● Problem to work on: Work through the entries below and report how many lines include "this". The number alone is the answer.

● Data listing:
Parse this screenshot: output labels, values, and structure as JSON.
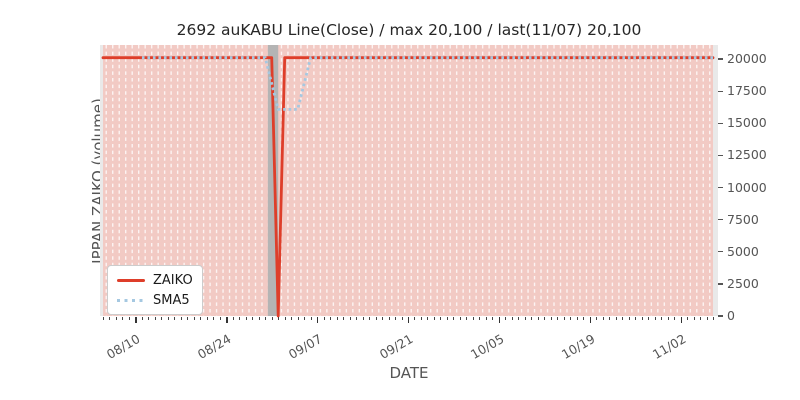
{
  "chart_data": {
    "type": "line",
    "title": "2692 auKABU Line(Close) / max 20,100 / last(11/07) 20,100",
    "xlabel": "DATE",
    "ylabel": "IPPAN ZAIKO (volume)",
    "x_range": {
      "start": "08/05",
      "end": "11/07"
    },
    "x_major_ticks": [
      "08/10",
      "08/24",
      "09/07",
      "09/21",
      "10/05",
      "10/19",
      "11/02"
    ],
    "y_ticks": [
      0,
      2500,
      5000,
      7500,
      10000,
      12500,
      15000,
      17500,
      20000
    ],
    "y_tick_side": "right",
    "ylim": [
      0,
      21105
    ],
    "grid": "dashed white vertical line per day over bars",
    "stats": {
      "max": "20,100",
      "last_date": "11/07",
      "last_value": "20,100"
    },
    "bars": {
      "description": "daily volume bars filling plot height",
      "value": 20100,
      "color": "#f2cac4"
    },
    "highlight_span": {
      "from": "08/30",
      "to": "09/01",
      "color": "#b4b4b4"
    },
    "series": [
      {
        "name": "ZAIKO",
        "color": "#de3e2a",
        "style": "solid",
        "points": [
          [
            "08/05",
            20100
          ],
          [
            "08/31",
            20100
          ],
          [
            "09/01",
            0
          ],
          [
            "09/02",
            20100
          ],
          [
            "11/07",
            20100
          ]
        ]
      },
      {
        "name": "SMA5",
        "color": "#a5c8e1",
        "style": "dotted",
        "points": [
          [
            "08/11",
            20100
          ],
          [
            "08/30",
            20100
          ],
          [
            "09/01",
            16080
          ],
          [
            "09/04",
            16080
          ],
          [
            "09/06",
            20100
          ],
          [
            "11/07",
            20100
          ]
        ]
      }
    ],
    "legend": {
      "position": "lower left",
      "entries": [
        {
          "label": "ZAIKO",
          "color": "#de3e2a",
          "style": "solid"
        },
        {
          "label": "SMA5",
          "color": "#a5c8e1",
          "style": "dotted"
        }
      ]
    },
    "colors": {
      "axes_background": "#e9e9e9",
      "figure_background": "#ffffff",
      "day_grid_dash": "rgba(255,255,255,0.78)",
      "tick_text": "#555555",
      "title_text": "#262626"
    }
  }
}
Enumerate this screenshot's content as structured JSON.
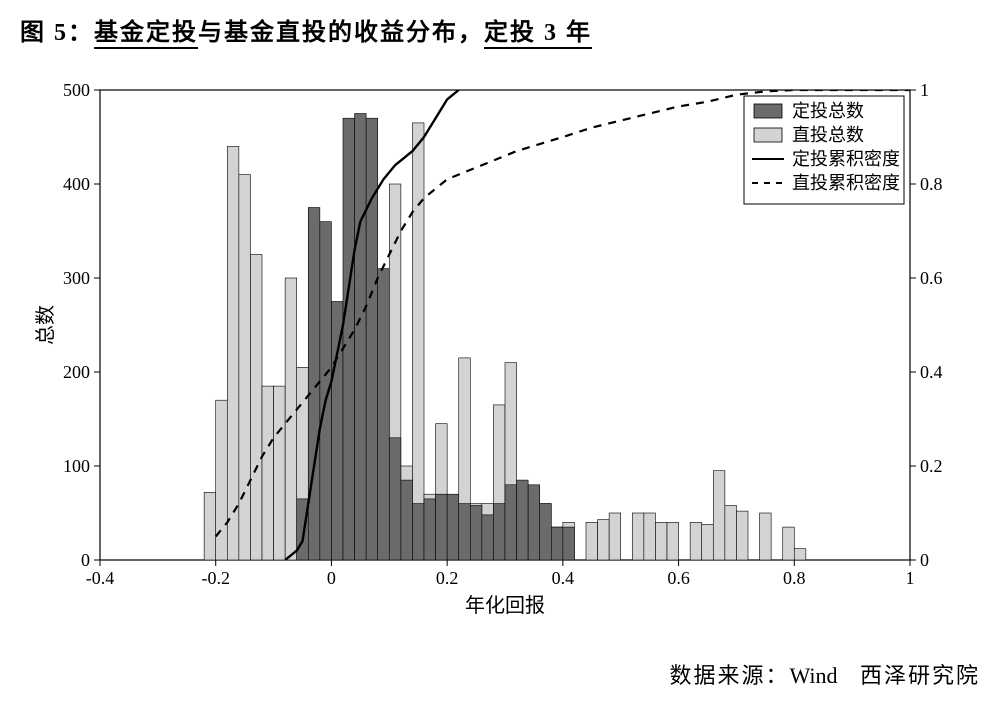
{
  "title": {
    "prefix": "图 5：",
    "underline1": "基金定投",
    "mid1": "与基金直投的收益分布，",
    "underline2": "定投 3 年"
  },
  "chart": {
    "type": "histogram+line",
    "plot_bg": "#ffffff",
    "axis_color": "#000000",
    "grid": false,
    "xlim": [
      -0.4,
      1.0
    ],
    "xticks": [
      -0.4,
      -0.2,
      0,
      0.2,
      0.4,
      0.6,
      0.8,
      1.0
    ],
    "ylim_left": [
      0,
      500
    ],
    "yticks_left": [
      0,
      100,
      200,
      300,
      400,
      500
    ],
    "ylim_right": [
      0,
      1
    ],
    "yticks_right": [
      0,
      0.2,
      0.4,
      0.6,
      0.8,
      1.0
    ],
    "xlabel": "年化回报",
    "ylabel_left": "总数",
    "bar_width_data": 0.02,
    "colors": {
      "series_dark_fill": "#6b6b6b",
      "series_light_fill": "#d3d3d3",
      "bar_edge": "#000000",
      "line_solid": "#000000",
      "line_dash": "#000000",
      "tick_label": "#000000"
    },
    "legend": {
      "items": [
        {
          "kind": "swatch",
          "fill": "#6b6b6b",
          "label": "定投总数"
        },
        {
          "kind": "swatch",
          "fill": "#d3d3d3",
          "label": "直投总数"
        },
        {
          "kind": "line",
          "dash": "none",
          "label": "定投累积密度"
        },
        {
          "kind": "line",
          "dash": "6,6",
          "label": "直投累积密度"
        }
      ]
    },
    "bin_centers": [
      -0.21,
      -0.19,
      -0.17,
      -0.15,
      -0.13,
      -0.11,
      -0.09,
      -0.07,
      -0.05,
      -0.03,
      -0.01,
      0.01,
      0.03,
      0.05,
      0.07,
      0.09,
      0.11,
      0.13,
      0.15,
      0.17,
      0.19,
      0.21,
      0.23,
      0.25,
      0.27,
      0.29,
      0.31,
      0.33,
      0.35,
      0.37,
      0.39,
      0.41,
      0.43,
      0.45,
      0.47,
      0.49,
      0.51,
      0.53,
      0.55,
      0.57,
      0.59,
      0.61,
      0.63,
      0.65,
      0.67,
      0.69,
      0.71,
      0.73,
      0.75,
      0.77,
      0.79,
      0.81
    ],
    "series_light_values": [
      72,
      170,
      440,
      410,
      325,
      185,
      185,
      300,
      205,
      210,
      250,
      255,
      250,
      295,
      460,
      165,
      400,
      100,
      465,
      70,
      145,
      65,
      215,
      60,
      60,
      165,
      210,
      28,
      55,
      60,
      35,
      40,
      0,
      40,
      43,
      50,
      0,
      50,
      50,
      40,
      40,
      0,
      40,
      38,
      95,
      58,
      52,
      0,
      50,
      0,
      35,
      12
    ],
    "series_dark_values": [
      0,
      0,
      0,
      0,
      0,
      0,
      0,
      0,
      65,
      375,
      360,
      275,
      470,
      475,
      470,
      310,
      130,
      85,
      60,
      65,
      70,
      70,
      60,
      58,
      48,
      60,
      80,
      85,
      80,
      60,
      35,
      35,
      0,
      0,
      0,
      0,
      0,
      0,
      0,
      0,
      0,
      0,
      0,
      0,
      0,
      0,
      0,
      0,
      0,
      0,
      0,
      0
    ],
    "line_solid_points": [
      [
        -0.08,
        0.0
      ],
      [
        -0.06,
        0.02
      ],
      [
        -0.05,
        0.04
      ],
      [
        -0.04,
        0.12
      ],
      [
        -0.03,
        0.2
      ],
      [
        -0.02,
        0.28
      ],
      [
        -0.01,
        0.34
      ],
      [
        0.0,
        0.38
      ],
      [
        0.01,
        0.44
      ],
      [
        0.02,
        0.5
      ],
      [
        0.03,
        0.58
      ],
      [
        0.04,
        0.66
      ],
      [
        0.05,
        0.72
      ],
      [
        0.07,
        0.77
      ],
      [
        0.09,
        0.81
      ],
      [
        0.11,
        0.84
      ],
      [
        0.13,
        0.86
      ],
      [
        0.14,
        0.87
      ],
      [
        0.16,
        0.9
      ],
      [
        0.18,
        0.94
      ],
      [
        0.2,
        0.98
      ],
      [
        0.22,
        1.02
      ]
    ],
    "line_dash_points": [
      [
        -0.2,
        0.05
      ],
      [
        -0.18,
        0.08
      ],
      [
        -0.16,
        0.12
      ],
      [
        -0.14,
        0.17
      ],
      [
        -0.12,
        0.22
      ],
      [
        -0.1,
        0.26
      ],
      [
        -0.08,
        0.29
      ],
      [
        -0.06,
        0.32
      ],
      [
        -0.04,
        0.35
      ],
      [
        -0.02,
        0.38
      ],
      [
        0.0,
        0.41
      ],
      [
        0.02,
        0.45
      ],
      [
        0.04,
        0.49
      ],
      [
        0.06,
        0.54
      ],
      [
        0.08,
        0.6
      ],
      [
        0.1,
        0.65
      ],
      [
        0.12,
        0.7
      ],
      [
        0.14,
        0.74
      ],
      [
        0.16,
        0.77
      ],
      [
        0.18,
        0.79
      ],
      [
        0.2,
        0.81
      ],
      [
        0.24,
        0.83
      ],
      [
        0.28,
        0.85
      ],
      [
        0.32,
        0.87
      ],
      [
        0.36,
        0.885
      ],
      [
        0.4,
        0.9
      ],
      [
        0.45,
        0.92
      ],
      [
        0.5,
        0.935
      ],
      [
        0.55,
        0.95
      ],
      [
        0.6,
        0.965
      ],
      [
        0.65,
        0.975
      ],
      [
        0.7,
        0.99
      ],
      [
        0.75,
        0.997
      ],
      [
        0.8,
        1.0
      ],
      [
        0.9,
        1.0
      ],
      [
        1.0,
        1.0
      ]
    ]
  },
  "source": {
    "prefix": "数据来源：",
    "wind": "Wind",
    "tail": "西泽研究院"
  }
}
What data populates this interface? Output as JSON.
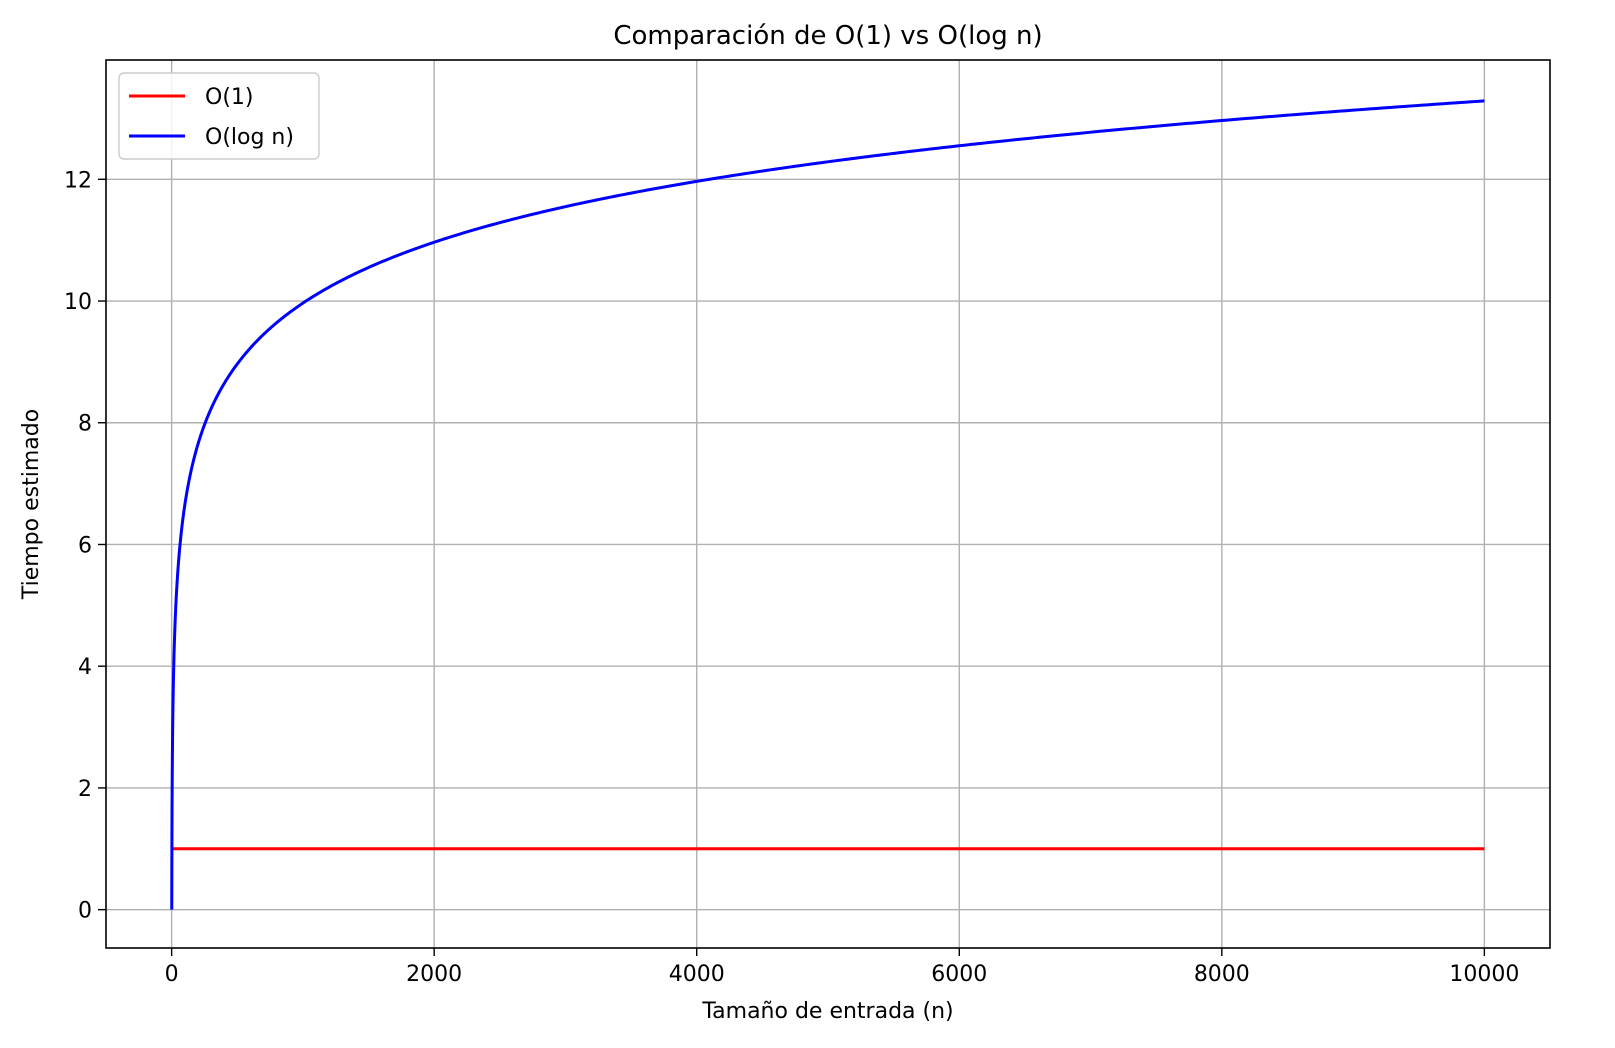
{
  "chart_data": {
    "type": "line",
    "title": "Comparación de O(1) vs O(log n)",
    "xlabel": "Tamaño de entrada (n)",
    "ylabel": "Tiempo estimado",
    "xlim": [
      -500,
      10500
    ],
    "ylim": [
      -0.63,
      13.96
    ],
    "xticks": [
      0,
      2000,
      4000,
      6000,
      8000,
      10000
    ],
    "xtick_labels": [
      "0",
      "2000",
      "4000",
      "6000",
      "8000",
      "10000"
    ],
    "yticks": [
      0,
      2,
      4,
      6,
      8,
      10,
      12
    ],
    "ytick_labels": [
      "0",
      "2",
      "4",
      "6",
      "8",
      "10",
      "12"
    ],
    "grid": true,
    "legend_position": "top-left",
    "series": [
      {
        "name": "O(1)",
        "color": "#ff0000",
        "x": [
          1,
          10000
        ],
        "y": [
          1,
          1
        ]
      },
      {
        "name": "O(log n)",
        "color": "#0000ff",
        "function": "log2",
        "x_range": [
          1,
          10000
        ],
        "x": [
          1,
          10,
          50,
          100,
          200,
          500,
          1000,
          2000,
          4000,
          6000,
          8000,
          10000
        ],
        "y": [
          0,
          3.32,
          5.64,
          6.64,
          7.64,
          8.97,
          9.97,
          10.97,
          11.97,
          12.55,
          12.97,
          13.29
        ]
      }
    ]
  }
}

● Solution to the exercise: 3